— START —

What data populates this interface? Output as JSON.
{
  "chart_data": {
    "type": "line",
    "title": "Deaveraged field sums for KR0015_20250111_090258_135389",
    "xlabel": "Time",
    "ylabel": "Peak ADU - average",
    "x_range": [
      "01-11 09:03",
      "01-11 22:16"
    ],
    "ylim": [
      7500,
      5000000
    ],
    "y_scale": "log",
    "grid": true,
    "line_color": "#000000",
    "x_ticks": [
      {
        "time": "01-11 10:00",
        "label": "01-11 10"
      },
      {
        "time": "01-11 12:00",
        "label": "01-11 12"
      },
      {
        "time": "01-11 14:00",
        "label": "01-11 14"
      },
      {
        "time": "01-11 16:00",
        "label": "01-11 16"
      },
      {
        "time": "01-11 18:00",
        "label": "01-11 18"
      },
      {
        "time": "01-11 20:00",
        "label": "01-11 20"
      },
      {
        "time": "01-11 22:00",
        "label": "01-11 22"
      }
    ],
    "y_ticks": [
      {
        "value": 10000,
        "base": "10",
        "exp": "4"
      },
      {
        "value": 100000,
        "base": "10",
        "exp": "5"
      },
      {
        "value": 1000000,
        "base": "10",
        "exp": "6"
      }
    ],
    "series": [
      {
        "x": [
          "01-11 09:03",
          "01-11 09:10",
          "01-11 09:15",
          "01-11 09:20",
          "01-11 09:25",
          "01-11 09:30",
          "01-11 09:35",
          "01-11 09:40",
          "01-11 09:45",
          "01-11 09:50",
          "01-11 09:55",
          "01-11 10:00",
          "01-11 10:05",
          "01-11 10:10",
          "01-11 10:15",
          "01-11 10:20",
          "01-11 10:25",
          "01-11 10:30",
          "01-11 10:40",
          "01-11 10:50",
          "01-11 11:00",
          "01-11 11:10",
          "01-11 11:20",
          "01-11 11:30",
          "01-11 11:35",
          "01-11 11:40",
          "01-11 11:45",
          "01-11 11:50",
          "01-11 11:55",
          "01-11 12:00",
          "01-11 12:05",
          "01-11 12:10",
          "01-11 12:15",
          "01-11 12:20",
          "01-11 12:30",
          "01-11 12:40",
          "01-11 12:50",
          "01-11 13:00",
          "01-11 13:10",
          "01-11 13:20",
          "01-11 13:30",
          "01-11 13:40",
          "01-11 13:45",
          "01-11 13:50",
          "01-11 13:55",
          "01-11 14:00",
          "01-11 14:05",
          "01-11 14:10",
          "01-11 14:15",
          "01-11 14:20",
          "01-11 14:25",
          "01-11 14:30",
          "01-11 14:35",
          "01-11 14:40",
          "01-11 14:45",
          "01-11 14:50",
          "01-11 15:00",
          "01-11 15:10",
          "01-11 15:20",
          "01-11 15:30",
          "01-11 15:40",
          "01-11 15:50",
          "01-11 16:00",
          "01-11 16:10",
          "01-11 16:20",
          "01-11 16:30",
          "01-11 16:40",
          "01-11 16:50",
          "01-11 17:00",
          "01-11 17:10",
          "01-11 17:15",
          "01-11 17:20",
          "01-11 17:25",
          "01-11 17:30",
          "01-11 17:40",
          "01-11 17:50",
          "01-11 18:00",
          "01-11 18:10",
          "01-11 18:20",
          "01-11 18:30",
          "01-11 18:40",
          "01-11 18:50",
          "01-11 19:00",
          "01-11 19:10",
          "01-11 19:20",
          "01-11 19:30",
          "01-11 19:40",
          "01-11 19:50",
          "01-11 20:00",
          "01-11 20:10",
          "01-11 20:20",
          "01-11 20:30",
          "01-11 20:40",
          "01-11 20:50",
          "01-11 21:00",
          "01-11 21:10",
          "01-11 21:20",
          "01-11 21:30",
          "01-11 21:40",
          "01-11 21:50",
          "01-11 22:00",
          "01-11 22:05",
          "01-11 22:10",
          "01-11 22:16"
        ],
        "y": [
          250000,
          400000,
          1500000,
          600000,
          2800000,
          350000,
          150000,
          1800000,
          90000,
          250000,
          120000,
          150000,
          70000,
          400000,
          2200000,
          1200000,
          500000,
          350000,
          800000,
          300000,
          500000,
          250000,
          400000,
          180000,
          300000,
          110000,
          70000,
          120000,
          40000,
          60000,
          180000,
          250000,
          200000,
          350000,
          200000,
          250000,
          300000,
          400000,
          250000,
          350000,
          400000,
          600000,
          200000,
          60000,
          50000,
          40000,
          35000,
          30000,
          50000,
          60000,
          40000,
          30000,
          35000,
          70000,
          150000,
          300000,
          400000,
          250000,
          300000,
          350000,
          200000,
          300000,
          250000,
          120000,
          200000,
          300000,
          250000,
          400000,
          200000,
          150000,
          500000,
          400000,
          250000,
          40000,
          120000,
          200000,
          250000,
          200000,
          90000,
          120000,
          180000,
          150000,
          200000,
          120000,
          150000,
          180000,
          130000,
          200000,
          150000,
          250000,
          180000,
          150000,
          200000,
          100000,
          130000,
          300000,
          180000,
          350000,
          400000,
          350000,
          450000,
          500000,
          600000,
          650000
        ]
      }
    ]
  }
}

— END —

All of the material above needs to be copied exactly.

The output:
What data populates this interface? Output as JSON.
{
  "chart_data": {
    "type": "line",
    "title": "Deaveraged field sums for KR0015_20250111_090258_135389",
    "xlabel": "Time",
    "ylabel": "Peak ADU - average",
    "x_range": [
      "01-11 09:03",
      "01-11 22:16"
    ],
    "ylim": [
      7500,
      5000000
    ],
    "y_scale": "log",
    "grid": true,
    "line_color": "#000000",
    "x_ticks": [
      {
        "time": "01-11 10:00",
        "label": "01-11 10"
      },
      {
        "time": "01-11 12:00",
        "label": "01-11 12"
      },
      {
        "time": "01-11 14:00",
        "label": "01-11 14"
      },
      {
        "time": "01-11 16:00",
        "label": "01-11 16"
      },
      {
        "time": "01-11 18:00",
        "label": "01-11 18"
      },
      {
        "time": "01-11 20:00",
        "label": "01-11 20"
      },
      {
        "time": "01-11 22:00",
        "label": "01-11 22"
      }
    ],
    "y_ticks": [
      {
        "value": 10000,
        "base": "10",
        "exp": "4"
      },
      {
        "value": 100000,
        "base": "10",
        "exp": "5"
      },
      {
        "value": 1000000,
        "base": "10",
        "exp": "6"
      }
    ],
    "series": [
      {
        "x": [
          "01-11 09:03",
          "01-11 09:10",
          "01-11 09:15",
          "01-11 09:20",
          "01-11 09:25",
          "01-11 09:30",
          "01-11 09:35",
          "01-11 09:40",
          "01-11 09:45",
          "01-11 09:50",
          "01-11 09:55",
          "01-11 10:00",
          "01-11 10:05",
          "01-11 10:10",
          "01-11 10:15",
          "01-11 10:20",
          "01-11 10:25",
          "01-11 10:30",
          "01-11 10:40",
          "01-11 10:50",
          "01-11 11:00",
          "01-11 11:10",
          "01-11 11:20",
          "01-11 11:30",
          "01-11 11:35",
          "01-11 11:40",
          "01-11 11:45",
          "01-11 11:50",
          "01-11 11:55",
          "01-11 12:00",
          "01-11 12:05",
          "01-11 12:10",
          "01-11 12:15",
          "01-11 12:20",
          "01-11 12:30",
          "01-11 12:40",
          "01-11 12:50",
          "01-11 13:00",
          "01-11 13:10",
          "01-11 13:20",
          "01-11 13:30",
          "01-11 13:40",
          "01-11 13:45",
          "01-11 13:50",
          "01-11 13:55",
          "01-11 14:00",
          "01-11 14:05",
          "01-11 14:10",
          "01-11 14:15",
          "01-11 14:20",
          "01-11 14:25",
          "01-11 14:30",
          "01-11 14:35",
          "01-11 14:40",
          "01-11 14:45",
          "01-11 14:50",
          "01-11 15:00",
          "01-11 15:10",
          "01-11 15:20",
          "01-11 15:30",
          "01-11 15:40",
          "01-11 15:50",
          "01-11 16:00",
          "01-11 16:10",
          "01-11 16:20",
          "01-11 16:30",
          "01-11 16:40",
          "01-11 16:50",
          "01-11 17:00",
          "01-11 17:10",
          "01-11 17:15",
          "01-11 17:20",
          "01-11 17:25",
          "01-11 17:30",
          "01-11 17:40",
          "01-11 17:50",
          "01-11 18:00",
          "01-11 18:10",
          "01-11 18:20",
          "01-11 18:30",
          "01-11 18:40",
          "01-11 18:50",
          "01-11 19:00",
          "01-11 19:10",
          "01-11 19:20",
          "01-11 19:30",
          "01-11 19:40",
          "01-11 19:50",
          "01-11 20:00",
          "01-11 20:10",
          "01-11 20:20",
          "01-11 20:30",
          "01-11 20:40",
          "01-11 20:50",
          "01-11 21:00",
          "01-11 21:10",
          "01-11 21:20",
          "01-11 21:30",
          "01-11 21:40",
          "01-11 21:50",
          "01-11 22:00",
          "01-11 22:05",
          "01-11 22:10",
          "01-11 22:16"
        ],
        "y": [
          250000,
          400000,
          1500000,
          600000,
          2800000,
          350000,
          150000,
          1800000,
          90000,
          250000,
          120000,
          150000,
          70000,
          400000,
          2200000,
          1200000,
          500000,
          350000,
          800000,
          300000,
          500000,
          250000,
          400000,
          180000,
          300000,
          110000,
          70000,
          120000,
          40000,
          60000,
          180000,
          250000,
          200000,
          350000,
          200000,
          250000,
          300000,
          400000,
          250000,
          350000,
          400000,
          600000,
          200000,
          60000,
          50000,
          40000,
          35000,
          30000,
          50000,
          60000,
          40000,
          30000,
          35000,
          70000,
          150000,
          300000,
          400000,
          250000,
          300000,
          350000,
          200000,
          300000,
          250000,
          120000,
          200000,
          300000,
          250000,
          400000,
          200000,
          150000,
          500000,
          400000,
          250000,
          40000,
          120000,
          200000,
          250000,
          200000,
          90000,
          120000,
          180000,
          150000,
          200000,
          120000,
          150000,
          180000,
          130000,
          200000,
          150000,
          250000,
          180000,
          150000,
          200000,
          100000,
          130000,
          300000,
          180000,
          350000,
          400000,
          350000,
          450000,
          500000,
          600000,
          650000
        ]
      }
    ]
  }
}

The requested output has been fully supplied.